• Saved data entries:
++++++++++++++++++++

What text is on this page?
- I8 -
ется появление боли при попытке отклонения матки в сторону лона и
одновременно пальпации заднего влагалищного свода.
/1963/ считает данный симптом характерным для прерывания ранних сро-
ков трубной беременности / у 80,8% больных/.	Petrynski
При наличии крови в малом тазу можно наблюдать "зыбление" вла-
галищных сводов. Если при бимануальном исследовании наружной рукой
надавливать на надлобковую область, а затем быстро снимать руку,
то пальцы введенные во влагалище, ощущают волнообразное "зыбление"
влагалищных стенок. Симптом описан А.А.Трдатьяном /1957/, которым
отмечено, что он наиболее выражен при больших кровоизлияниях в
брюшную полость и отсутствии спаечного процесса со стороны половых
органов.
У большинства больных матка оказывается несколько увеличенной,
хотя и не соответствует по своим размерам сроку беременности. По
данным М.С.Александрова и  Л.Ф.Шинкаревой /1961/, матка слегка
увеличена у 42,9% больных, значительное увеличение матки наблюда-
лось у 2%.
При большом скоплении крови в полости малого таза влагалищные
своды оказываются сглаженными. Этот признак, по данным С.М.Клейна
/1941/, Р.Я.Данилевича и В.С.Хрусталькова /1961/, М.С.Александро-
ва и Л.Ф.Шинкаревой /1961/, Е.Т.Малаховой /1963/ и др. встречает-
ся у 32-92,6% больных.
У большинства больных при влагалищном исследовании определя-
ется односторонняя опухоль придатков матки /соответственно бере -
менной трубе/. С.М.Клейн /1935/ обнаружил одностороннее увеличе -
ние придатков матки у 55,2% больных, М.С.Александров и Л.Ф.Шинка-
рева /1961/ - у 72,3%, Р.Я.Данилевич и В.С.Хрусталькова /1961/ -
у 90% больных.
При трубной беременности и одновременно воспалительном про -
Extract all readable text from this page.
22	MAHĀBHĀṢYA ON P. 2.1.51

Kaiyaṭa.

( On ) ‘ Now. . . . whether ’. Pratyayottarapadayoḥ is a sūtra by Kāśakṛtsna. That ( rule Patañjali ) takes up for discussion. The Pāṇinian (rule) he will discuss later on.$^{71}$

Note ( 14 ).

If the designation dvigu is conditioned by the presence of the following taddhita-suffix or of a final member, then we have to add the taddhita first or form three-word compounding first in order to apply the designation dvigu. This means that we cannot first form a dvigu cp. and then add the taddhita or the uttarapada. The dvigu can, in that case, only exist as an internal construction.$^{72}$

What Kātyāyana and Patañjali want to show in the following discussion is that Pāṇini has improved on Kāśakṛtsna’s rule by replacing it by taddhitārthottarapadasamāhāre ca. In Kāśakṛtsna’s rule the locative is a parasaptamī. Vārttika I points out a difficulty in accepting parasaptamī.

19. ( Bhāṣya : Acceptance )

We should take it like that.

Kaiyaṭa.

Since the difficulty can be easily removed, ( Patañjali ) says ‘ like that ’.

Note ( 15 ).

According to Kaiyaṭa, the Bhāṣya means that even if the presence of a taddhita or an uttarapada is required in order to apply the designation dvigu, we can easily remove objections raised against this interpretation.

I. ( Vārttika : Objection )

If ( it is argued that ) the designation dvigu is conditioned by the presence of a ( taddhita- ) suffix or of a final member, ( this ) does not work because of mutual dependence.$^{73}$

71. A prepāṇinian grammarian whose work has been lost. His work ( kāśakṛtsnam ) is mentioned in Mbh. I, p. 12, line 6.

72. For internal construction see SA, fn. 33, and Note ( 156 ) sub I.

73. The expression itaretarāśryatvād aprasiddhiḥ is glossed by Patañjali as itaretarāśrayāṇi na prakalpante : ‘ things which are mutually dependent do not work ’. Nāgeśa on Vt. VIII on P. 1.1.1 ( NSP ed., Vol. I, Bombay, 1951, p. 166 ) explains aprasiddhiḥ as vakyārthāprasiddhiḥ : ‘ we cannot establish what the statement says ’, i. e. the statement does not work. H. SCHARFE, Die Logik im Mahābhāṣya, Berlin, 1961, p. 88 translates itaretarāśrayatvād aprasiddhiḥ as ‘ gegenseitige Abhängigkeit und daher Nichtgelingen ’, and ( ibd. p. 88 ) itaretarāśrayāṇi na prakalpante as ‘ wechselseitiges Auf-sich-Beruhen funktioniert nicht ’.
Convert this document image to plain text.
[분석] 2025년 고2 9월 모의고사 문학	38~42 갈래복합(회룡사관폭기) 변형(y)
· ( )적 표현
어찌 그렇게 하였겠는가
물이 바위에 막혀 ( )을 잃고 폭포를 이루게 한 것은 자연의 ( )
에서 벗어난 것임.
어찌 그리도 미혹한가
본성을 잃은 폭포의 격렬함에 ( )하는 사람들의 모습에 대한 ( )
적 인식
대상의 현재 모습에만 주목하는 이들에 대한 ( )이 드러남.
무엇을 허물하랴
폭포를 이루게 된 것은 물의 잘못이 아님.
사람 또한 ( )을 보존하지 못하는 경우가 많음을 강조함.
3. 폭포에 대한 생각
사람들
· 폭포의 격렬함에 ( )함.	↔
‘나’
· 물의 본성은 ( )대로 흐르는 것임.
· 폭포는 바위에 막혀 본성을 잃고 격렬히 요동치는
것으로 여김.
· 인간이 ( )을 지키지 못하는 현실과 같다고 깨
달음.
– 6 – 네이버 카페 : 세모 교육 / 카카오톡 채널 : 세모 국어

++++++++++++++++++++

• Brief:
Where a line contains "большинства", copy that line.

• Answer to the task:
У большинства больных матка оказывается несколько увеличенной,
У большинства больных при влагалищном исследовании определя-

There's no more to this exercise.